GOAL: Restate the whole of the material. Keep every word, and drop the pictures.

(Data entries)
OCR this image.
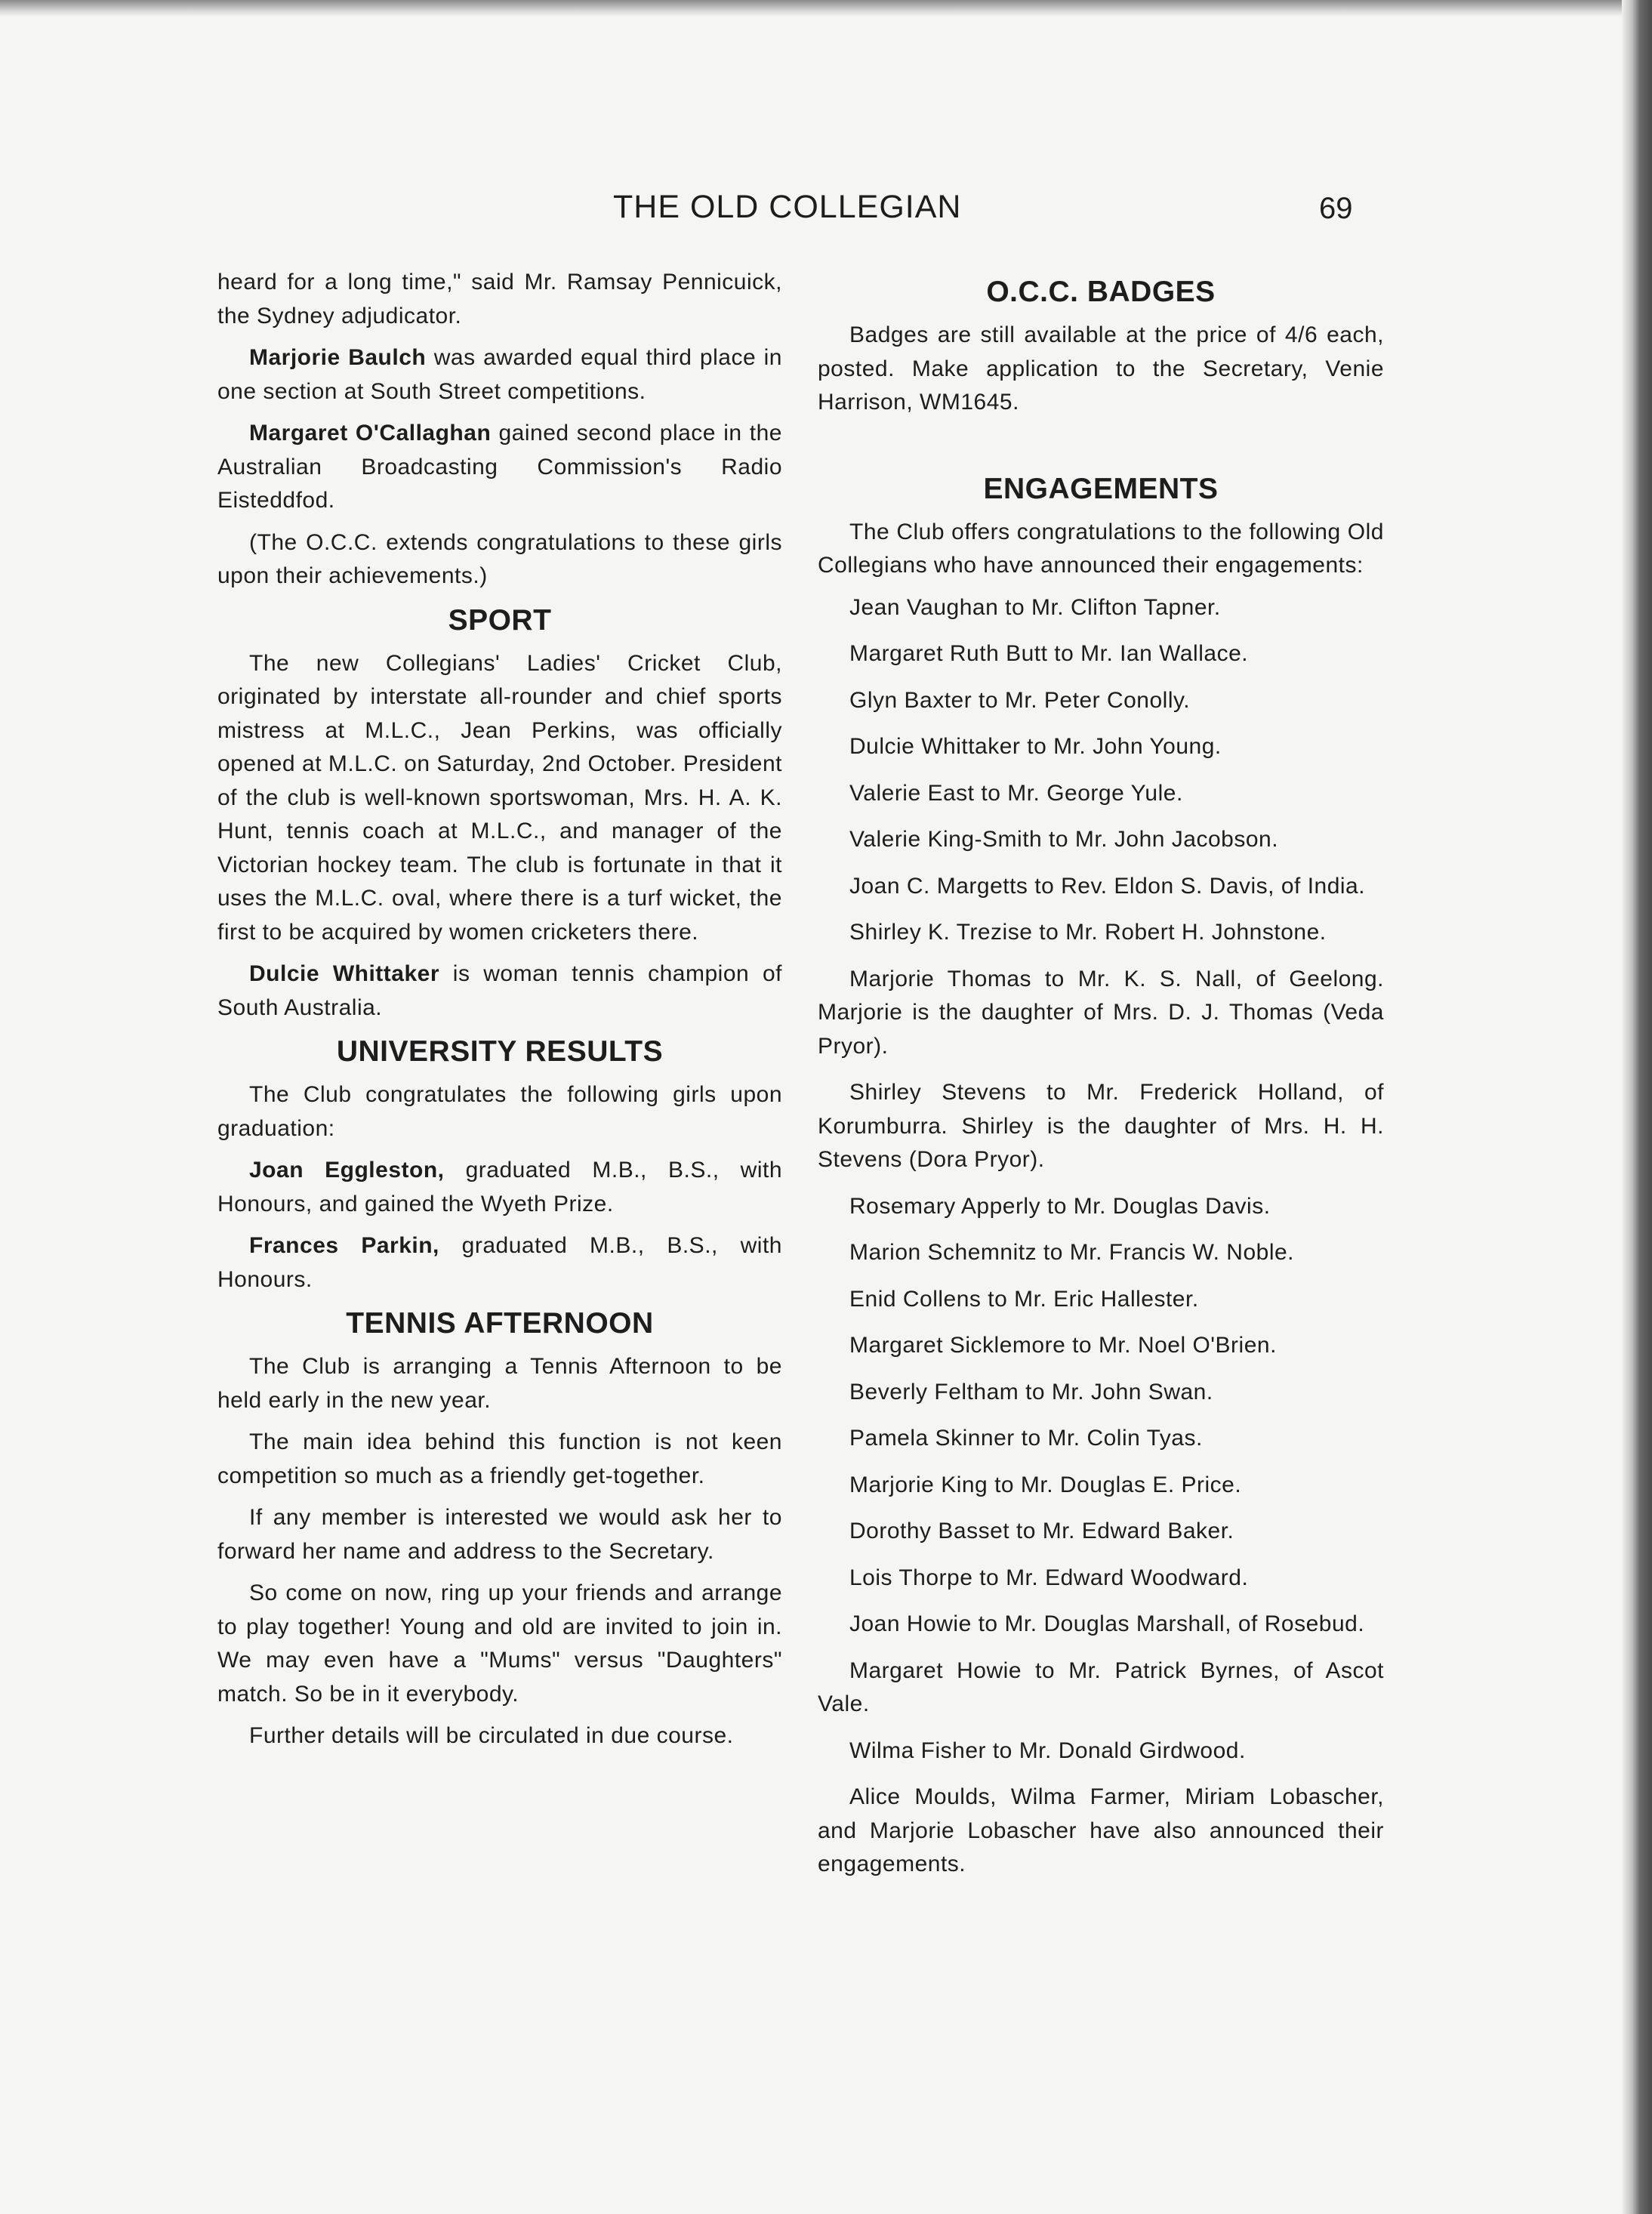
THE OLD COLLEGIAN	69

heard for a long time," said Mr. Ramsay Pennicuick, the Sydney adjudicator.

Marjorie Baulch was awarded equal third place in one section at South Street competitions.

Margaret O'Callaghan gained second place in the Australian Broadcasting Commission's Radio Eisteddfod.

(The O.C.C. extends congratulations to these girls upon their achievements.)

SPORT

The new Collegians' Ladies' Cricket Club, originated by interstate all-rounder and chief sports mistress at M.L.C., Jean Perkins, was officially opened at M.L.C. on Saturday, 2nd October. President of the club is well-known sportswoman, Mrs. H. A. K. Hunt, tennis coach at M.L.C., and manager of the Victorian hockey team. The club is fortunate in that it uses the M.L.C. oval, where there is a turf wicket, the first to be acquired by women cricketers there.

Dulcie Whittaker is woman tennis champion of South Australia.

UNIVERSITY RESULTS

The Club congratulates the following girls upon graduation:

Joan Eggleston, graduated M.B., B.S., with Honours, and gained the Wyeth Prize.

Frances Parkin, graduated M.B., B.S., with Honours.

TENNIS AFTERNOON

The Club is arranging a Tennis Afternoon to be held early in the new year.

The main idea behind this function is not keen competition so much as a friendly get-together.

If any member is interested we would ask her to forward her name and address to the Secretary.

So come on now, ring up your friends and arrange to play together! Young and old are invited to join in. We may even have a "Mums" versus "Daughters" match. So be in it everybody.

Further details will be circulated in due course.

O.C.C. BADGES

Badges are still available at the price of 4/6 each, posted. Make application to the Secretary, Venie Harrison, WM1645.

ENGAGEMENTS

The Club offers congratulations to the following Old Collegians who have announced their engagements:

Jean Vaughan to Mr. Clifton Tapner.

Margaret Ruth Butt to Mr. Ian Wallace.

Glyn Baxter to Mr. Peter Conolly.

Dulcie Whittaker to Mr. John Young.

Valerie East to Mr. George Yule.

Valerie King-Smith to Mr. John Jacobson.

Joan C. Margetts to Rev. Eldon S. Davis, of India.

Shirley K. Trezise to Mr. Robert H. Johnstone.

Marjorie Thomas to Mr. K. S. Nall, of Geelong. Marjorie is the daughter of Mrs. D. J. Thomas (Veda Pryor).

Shirley Stevens to Mr. Frederick Holland, of Korumburra. Shirley is the daughter of Mrs. H. H. Stevens (Dora Pryor).

Rosemary Apperly to Mr. Douglas Davis.

Marion Schemnitz to Mr. Francis W. Noble.

Enid Collens to Mr. Eric Hallester.

Margaret Sicklemore to Mr. Noel O'Brien.

Beverly Feltham to Mr. John Swan.

Pamela Skinner to Mr. Colin Tyas.

Marjorie King to Mr. Douglas E. Price.

Dorothy Basset to Mr. Edward Baker.

Lois Thorpe to Mr. Edward Woodward.

Joan Howie to Mr. Douglas Marshall, of Rosebud.

Margaret Howie to Mr. Patrick Byrnes, of Ascot Vale.

Wilma Fisher to Mr. Donald Girdwood.

Alice Moulds, Wilma Farmer, Miriam Lobascher, and Marjorie Lobascher have also announced their engagements.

OUTPUT OF THE TASK:
OCR this image.
THE OLD COLLEGIAN	69

heard for a long time," said Mr. Ramsay Pennicuick, the Sydney adjudicator.

Marjorie Baulch was awarded equal third place in one section at South Street competitions.

Margaret O'Callaghan gained second place in the Australian Broadcasting Commission's Radio Eisteddfod.

(The O.C.C. extends congratulations to these girls upon their achievements.)

SPORT

The new Collegians' Ladies' Cricket Club, originated by interstate all-rounder and chief sports mistress at M.L.C., Jean Perkins, was officially opened at M.L.C. on Saturday, 2nd October. President of the club is well-known sportswoman, Mrs. H. A. K. Hunt, tennis coach at M.L.C., and manager of the Victorian hockey team. The club is fortunate in that it uses the M.L.C. oval, where there is a turf wicket, the first to be acquired by women cricketers there.

Dulcie Whittaker is woman tennis champion of South Australia.

UNIVERSITY RESULTS

The Club congratulates the following girls upon graduation:

Joan Eggleston, graduated M.B., B.S., with Honours, and gained the Wyeth Prize.

Frances Parkin, graduated M.B., B.S., with Honours.

TENNIS AFTERNOON

The Club is arranging a Tennis Afternoon to be held early in the new year.

The main idea behind this function is not keen competition so much as a friendly get-together.

If any member is interested we would ask her to forward her name and address to the Secretary.

So come on now, ring up your friends and arrange to play together! Young and old are invited to join in. We may even have a "Mums" versus "Daughters" match. So be in it everybody.

Further details will be circulated in due course.

O.C.C. BADGES

Badges are still available at the price of 4/6 each, posted. Make application to the Secretary, Venie Harrison, WM1645.

ENGAGEMENTS

The Club offers congratulations to the following Old Collegians who have announced their engagements:

Jean Vaughan to Mr. Clifton Tapner.

Margaret Ruth Butt to Mr. Ian Wallace.

Glyn Baxter to Mr. Peter Conolly.

Dulcie Whittaker to Mr. John Young.

Valerie East to Mr. George Yule.

Valerie King-Smith to Mr. John Jacobson.

Joan C. Margetts to Rev. Eldon S. Davis, of India.

Shirley K. Trezise to Mr. Robert H. Johnstone.

Marjorie Thomas to Mr. K. S. Nall, of Geelong. Marjorie is the daughter of Mrs. D. J. Thomas (Veda Pryor).

Shirley Stevens to Mr. Frederick Holland, of Korumburra. Shirley is the daughter of Mrs. H. H. Stevens (Dora Pryor).

Rosemary Apperly to Mr. Douglas Davis.

Marion Schemnitz to Mr. Francis W. Noble.

Enid Collens to Mr. Eric Hallester.

Margaret Sicklemore to Mr. Noel O'Brien.

Beverly Feltham to Mr. John Swan.

Pamela Skinner to Mr. Colin Tyas.

Marjorie King to Mr. Douglas E. Price.

Dorothy Basset to Mr. Edward Baker.

Lois Thorpe to Mr. Edward Woodward.

Joan Howie to Mr. Douglas Marshall, of Rosebud.

Margaret Howie to Mr. Patrick Byrnes, of Ascot Vale.

Wilma Fisher to Mr. Donald Girdwood.

Alice Moulds, Wilma Farmer, Miriam Lobascher, and Marjorie Lobascher have also announced their engagements.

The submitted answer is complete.